──────── Data to use ────────
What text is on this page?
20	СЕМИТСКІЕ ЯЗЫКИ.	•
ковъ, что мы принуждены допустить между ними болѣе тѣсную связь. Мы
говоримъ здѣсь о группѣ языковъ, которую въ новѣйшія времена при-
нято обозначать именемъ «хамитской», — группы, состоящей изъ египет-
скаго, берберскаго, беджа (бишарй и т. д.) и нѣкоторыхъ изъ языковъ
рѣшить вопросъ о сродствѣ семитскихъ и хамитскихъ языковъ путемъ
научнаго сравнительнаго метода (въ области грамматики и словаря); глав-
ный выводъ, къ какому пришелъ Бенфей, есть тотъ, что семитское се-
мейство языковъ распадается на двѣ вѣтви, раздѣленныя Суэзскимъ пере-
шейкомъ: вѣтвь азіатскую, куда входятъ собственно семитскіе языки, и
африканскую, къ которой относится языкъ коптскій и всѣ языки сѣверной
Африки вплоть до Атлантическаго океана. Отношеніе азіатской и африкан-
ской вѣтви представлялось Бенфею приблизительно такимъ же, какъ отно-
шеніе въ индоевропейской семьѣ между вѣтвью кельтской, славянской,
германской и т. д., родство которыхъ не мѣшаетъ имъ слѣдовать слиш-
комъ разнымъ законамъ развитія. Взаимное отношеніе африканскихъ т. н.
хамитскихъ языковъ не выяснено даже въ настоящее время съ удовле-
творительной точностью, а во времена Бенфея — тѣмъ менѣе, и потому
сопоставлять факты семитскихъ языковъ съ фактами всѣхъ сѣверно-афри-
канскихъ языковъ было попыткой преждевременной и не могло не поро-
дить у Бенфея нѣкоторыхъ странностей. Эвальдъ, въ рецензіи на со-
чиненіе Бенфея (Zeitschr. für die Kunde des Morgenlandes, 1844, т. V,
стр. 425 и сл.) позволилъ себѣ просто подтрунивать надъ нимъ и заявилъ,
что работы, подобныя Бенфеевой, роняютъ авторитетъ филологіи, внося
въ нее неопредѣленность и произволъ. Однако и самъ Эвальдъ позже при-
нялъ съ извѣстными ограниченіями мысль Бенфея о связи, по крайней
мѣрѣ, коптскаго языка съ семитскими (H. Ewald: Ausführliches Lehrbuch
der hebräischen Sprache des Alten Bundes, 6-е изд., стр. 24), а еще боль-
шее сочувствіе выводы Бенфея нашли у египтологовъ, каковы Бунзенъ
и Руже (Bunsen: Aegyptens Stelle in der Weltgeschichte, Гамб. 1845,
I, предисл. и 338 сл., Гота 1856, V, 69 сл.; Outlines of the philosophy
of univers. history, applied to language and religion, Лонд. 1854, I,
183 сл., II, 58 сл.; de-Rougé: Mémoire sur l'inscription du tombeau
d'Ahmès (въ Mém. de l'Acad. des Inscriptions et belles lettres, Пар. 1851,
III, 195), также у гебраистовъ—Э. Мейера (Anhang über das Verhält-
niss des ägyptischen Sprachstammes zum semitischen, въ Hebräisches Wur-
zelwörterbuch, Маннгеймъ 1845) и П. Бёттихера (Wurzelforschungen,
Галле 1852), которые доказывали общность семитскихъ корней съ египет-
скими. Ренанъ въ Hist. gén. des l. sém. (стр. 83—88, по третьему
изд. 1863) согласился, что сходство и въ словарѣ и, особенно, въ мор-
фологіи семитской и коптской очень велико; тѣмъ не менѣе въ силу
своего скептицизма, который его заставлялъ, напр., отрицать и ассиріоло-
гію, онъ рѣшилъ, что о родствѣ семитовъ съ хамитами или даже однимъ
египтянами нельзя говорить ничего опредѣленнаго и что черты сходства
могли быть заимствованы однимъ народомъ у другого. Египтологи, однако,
────────
● Aim of the task:
All entries shown above should be printed again exactly.

● Exercise result:
What text is on this page?
20	СЕМИТСКІЕ ЯЗЫКИ.	•
ковъ, что мы принуждены допустить между ними болѣе тѣсную связь. Мы
говоримъ здѣсь о группѣ языковъ, которую въ новѣйшія времена при-
нято обозначать именемъ «хамитской», — группы, состоящей изъ египет-
скаго, берберскаго, беджа (бишарй и т. д.) и нѣкоторыхъ изъ языковъ
рѣшить вопросъ о сродствѣ семитскихъ и хамитскихъ языковъ путемъ
научнаго сравнительнаго метода (въ области грамматики и словаря); глав-
ный выводъ, къ какому пришелъ Бенфей, есть тотъ, что семитское се-
мейство языковъ распадается на двѣ вѣтви, раздѣленныя Суэзскимъ пере-
шейкомъ: вѣтвь азіатскую, куда входятъ собственно семитскіе языки, и
африканскую, къ которой относится языкъ коптскій и всѣ языки сѣверной
Африки вплоть до Атлантическаго океана. Отношеніе азіатской и африкан-
ской вѣтви представлялось Бенфею приблизительно такимъ же, какъ отно-
шеніе въ индоевропейской семьѣ между вѣтвью кельтской, славянской,
германской и т. д., родство которыхъ не мѣшаетъ имъ слѣдовать слиш-
комъ разнымъ законамъ развитія. Взаимное отношеніе африканскихъ т. н.
хамитскихъ языковъ не выяснено даже въ настоящее время съ удовле-
творительной точностью, а во времена Бенфея — тѣмъ менѣе, и потому
сопоставлять факты семитскихъ языковъ съ фактами всѣхъ сѣверно-афри-
канскихъ языковъ было попыткой преждевременной и не могло не поро-
дить у Бенфея нѣкоторыхъ странностей. Эвальдъ, въ рецензіи на со-
чиненіе Бенфея (Zeitschr. für die Kunde des Morgenlandes, 1844, т. V,
стр. 425 и сл.) позволилъ себѣ просто подтрунивать надъ нимъ и заявилъ,
что работы, подобныя Бенфеевой, роняютъ авторитетъ филологіи, внося
въ нее неопредѣленность и произволъ. Однако и самъ Эвальдъ позже при-
нялъ съ извѣстными ограниченіями мысль Бенфея о связи, по крайней
мѣрѣ, коптскаго языка съ семитскими (H. Ewald: Ausführliches Lehrbuch
der hebräischen Sprache des Alten Bundes, 6-е изд., стр. 24), а еще боль-
шее сочувствіе выводы Бенфея нашли у египтологовъ, каковы Бунзенъ
и Руже (Bunsen: Aegyptens Stelle in der Weltgeschichte, Гамб. 1845,
I, предисл. и 338 сл., Гота 1856, V, 69 сл.; Outlines of the philosophy
of univers. history, applied to language and religion, Лонд. 1854, I,
183 сл., II, 58 сл.; de-Rougé: Mémoire sur l'inscription du tombeau
d'Ahmès (въ Mém. de l'Acad. des Inscriptions et belles lettres, Пар. 1851,
III, 195), также у гебраистовъ—Э. Мейера (Anhang über das Verhält-
niss des ägyptischen Sprachstammes zum semitischen, въ Hebräisches Wur-
zelwörterbuch, Маннгеймъ 1845) и П. Бёттихера (Wurzelforschungen,
Галле 1852), которые доказывали общность семитскихъ корней съ египет-
скими. Ренанъ въ Hist. gén. des l. sém. (стр. 83—88, по третьему
изд. 1863) согласился, что сходство и въ словарѣ и, особенно, въ мор-
фологіи семитской и коптской очень велико; тѣмъ не менѣе въ силу
своего скептицизма, который его заставлялъ, напр., отрицать и ассиріоло-
гію, онъ рѣшилъ, что о родствѣ семитовъ съ хамитами или даже однимъ
египтянами нельзя говорить ничего опредѣленнаго и что черты сходства
могли быть заимствованы однимъ народомъ у другого. Египтологи, однако,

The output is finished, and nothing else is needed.